Rewrite the records from the start through the line that contains "407, 44, 423]", with every instance of "more-actions-button" changed to "overflow-menu-button" and nothing else altered.
++++ RECORDS FOR THIS EXERCISE ++++
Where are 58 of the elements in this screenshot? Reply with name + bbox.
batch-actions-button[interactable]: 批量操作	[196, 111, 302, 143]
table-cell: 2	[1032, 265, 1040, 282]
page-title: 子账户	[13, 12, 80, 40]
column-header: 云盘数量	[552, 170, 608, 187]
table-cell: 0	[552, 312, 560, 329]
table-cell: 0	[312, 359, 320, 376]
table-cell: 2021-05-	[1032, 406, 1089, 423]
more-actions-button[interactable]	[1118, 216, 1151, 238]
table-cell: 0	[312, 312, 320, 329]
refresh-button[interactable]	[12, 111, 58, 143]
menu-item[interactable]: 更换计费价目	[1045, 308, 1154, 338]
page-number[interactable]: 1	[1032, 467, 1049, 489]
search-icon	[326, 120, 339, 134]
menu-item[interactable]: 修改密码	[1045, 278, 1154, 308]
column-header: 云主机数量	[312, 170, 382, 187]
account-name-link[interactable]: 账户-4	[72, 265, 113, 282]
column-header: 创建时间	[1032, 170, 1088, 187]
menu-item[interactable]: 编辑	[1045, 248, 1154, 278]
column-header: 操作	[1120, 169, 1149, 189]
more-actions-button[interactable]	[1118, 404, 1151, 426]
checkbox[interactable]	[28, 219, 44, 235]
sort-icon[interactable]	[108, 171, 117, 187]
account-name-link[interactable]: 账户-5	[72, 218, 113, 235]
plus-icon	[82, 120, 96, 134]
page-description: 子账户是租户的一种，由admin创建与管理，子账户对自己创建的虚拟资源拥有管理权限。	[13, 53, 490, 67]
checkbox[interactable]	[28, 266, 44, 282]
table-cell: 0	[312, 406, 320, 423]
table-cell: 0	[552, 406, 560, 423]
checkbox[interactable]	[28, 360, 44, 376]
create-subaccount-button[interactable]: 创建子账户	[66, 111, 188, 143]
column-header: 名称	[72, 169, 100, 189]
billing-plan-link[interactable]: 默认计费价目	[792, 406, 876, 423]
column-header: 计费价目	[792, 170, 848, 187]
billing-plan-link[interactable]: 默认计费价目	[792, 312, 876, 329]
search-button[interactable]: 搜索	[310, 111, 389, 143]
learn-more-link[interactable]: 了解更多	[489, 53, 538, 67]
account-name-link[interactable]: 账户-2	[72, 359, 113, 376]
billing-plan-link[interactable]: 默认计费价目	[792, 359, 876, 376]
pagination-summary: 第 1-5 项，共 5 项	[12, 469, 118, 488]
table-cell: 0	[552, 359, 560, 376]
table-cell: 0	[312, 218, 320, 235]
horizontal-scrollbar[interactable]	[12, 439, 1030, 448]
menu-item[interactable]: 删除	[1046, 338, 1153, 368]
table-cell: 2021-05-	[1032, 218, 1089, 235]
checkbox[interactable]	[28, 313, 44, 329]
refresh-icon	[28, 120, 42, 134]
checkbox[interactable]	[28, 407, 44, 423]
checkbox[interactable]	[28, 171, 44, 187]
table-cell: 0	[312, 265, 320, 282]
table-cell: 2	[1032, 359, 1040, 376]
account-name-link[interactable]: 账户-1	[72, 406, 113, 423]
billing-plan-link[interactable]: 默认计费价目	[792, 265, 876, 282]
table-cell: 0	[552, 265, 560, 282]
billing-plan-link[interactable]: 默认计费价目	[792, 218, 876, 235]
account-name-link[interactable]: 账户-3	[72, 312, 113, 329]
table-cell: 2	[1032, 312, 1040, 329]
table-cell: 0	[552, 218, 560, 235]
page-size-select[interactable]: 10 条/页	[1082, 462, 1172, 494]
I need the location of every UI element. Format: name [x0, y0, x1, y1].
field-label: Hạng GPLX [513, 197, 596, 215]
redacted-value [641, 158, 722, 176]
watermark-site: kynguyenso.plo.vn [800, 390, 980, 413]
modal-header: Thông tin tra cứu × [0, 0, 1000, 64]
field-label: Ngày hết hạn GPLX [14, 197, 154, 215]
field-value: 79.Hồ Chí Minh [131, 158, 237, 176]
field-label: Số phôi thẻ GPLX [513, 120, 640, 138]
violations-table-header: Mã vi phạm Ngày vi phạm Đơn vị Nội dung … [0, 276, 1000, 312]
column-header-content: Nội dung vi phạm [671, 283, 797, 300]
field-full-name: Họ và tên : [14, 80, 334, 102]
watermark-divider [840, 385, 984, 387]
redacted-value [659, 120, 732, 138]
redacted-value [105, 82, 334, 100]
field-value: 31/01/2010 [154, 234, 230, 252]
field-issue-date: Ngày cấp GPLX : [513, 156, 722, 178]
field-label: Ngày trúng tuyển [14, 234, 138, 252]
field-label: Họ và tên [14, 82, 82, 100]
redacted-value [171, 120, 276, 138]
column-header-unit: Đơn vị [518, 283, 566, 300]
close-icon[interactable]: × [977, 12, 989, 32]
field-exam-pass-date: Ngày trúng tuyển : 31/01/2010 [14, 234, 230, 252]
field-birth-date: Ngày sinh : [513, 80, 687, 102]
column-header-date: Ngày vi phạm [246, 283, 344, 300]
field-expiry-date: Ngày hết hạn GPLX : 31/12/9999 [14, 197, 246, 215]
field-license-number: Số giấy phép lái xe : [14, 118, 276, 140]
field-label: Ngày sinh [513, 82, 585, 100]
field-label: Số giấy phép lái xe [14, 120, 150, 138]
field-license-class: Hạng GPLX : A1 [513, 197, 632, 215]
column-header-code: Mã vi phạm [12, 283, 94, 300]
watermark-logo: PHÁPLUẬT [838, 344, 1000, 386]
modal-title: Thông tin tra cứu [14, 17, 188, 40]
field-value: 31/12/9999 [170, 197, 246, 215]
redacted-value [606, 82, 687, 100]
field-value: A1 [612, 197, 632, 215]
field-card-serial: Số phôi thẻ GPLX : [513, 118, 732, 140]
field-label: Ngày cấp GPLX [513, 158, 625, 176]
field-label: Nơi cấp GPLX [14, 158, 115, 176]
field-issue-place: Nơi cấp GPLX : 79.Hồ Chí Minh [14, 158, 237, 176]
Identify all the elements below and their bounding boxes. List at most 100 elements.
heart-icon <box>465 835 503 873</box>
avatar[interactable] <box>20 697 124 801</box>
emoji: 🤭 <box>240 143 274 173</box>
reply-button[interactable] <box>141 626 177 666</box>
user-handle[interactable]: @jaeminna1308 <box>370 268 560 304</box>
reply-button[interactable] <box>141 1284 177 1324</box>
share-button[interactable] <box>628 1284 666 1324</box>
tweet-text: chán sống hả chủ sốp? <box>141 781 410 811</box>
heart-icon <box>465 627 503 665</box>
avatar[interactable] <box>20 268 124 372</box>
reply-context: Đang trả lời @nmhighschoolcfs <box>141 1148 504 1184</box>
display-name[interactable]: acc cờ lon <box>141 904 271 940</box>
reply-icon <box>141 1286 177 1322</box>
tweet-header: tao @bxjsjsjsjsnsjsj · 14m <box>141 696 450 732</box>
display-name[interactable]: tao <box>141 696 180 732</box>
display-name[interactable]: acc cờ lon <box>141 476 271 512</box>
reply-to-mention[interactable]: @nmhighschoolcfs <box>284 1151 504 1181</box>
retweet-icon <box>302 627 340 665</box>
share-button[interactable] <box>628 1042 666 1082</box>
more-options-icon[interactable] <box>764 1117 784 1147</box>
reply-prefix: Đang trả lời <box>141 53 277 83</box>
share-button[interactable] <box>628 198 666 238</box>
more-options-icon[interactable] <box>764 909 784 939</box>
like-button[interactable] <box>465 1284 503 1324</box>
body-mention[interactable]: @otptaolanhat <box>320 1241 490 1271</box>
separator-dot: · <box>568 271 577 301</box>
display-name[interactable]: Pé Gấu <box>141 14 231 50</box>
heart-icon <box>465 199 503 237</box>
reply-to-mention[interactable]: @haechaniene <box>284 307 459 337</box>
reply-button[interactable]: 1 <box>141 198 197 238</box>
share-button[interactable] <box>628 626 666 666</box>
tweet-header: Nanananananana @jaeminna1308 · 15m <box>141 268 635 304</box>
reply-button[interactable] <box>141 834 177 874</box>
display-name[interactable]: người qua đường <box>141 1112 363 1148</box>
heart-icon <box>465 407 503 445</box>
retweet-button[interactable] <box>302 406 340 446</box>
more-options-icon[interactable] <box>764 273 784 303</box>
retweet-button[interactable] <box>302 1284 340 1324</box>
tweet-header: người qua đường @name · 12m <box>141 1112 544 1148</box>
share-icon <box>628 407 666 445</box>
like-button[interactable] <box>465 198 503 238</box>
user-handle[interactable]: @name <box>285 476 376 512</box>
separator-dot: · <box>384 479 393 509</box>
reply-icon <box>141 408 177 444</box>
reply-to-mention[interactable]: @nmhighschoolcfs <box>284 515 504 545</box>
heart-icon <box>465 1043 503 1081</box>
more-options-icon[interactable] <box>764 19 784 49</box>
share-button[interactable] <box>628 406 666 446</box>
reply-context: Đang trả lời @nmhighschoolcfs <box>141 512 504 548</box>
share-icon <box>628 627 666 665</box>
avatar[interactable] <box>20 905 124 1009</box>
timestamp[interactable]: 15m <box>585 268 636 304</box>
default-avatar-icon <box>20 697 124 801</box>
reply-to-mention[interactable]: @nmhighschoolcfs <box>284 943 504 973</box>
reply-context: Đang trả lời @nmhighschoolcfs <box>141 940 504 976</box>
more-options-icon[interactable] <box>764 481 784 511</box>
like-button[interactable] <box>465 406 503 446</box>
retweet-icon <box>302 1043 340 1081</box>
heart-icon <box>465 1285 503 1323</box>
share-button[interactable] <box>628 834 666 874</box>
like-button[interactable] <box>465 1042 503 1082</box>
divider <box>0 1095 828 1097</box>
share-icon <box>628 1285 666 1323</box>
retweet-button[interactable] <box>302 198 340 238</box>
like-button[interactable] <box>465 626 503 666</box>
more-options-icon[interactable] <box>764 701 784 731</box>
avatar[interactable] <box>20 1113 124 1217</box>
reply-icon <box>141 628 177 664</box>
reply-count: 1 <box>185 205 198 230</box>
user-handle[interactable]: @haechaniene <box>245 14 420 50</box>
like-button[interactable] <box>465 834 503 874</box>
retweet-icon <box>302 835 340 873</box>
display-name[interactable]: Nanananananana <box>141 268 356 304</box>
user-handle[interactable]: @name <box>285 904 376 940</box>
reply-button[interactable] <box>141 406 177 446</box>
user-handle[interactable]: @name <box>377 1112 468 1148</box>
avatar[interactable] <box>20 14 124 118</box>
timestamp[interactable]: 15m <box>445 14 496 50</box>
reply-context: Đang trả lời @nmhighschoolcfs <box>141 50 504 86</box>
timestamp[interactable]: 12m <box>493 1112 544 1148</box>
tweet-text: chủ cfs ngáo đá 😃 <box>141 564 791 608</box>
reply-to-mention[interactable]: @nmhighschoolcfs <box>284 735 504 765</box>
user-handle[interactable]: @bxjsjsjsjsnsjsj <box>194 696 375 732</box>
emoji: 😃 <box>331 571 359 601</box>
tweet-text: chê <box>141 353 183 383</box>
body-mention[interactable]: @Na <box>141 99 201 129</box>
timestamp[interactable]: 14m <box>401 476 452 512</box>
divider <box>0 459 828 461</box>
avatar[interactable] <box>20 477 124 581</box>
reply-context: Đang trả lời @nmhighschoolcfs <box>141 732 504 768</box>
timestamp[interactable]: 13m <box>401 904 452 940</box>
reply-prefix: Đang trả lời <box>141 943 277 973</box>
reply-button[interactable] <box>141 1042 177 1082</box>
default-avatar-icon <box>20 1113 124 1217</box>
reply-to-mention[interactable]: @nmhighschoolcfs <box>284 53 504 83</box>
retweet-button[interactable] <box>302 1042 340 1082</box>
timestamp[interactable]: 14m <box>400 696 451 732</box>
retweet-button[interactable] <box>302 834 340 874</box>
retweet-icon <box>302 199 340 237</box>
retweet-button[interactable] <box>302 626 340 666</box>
++++
WORKED SOLUTION.
Where are 58 of the elements in this screenshot? Reply with name + bbox.
batch-actions-button[interactable]: 批量操作	[196, 111, 302, 143]
table-cell: 2	[1032, 265, 1040, 282]
page-title: 子账户	[13, 12, 80, 40]
column-header: 云盘数量	[552, 170, 608, 187]
table-cell: 0	[552, 312, 560, 329]
table-cell: 0	[312, 359, 320, 376]
table-cell: 2021-05-	[1032, 406, 1089, 423]
overflow-menu-button[interactable]	[1118, 216, 1151, 238]
table-cell: 0	[312, 312, 320, 329]
refresh-button[interactable]	[12, 111, 58, 143]
menu-item[interactable]: 更换计费价目	[1045, 308, 1154, 338]
page-number[interactable]: 1	[1032, 467, 1049, 489]
search-icon	[326, 120, 339, 134]
menu-item[interactable]: 修改密码	[1045, 278, 1154, 308]
column-header: 云主机数量	[312, 170, 382, 187]
account-name-link[interactable]: 账户-4	[72, 265, 113, 282]
column-header: 创建时间	[1032, 170, 1088, 187]
menu-item[interactable]: 编辑	[1045, 248, 1154, 278]
column-header: 操作	[1120, 169, 1149, 189]
overflow-menu-button[interactable]	[1118, 404, 1151, 426]
checkbox[interactable]	[28, 219, 44, 235]
sort-icon[interactable]	[108, 171, 117, 187]
account-name-link[interactable]: 账户-5	[72, 218, 113, 235]
plus-icon	[82, 120, 96, 134]
page-description: 子账户是租户的一种，由admin创建与管理，子账户对自己创建的虚拟资源拥有管理权限。	[13, 53, 490, 67]
checkbox[interactable]	[28, 266, 44, 282]
table-cell: 0	[312, 406, 320, 423]
table-cell: 0	[552, 406, 560, 423]
checkbox[interactable]	[28, 360, 44, 376]
create-subaccount-button[interactable]: 创建子账户	[66, 111, 188, 143]
column-header: 名称	[72, 169, 100, 189]
billing-plan-link[interactable]: 默认计费价目	[792, 406, 876, 423]
column-header: 计费价目	[792, 170, 848, 187]
billing-plan-link[interactable]: 默认计费价目	[792, 312, 876, 329]
search-button[interactable]: 搜索	[310, 111, 389, 143]
learn-more-link[interactable]: 了解更多	[489, 53, 538, 67]
account-name-link[interactable]: 账户-2	[72, 359, 113, 376]
billing-plan-link[interactable]: 默认计费价目	[792, 359, 876, 376]
pagination-summary: 第 1-5 项，共 5 项	[12, 469, 118, 488]
table-cell: 0	[552, 359, 560, 376]
table-cell: 0	[312, 218, 320, 235]
horizontal-scrollbar[interactable]	[12, 439, 1030, 448]
menu-item[interactable]: 删除	[1046, 338, 1153, 368]
table-cell: 2021-05-	[1032, 218, 1089, 235]
checkbox[interactable]	[28, 313, 44, 329]
refresh-icon	[28, 120, 42, 134]
checkbox[interactable]	[28, 407, 44, 423]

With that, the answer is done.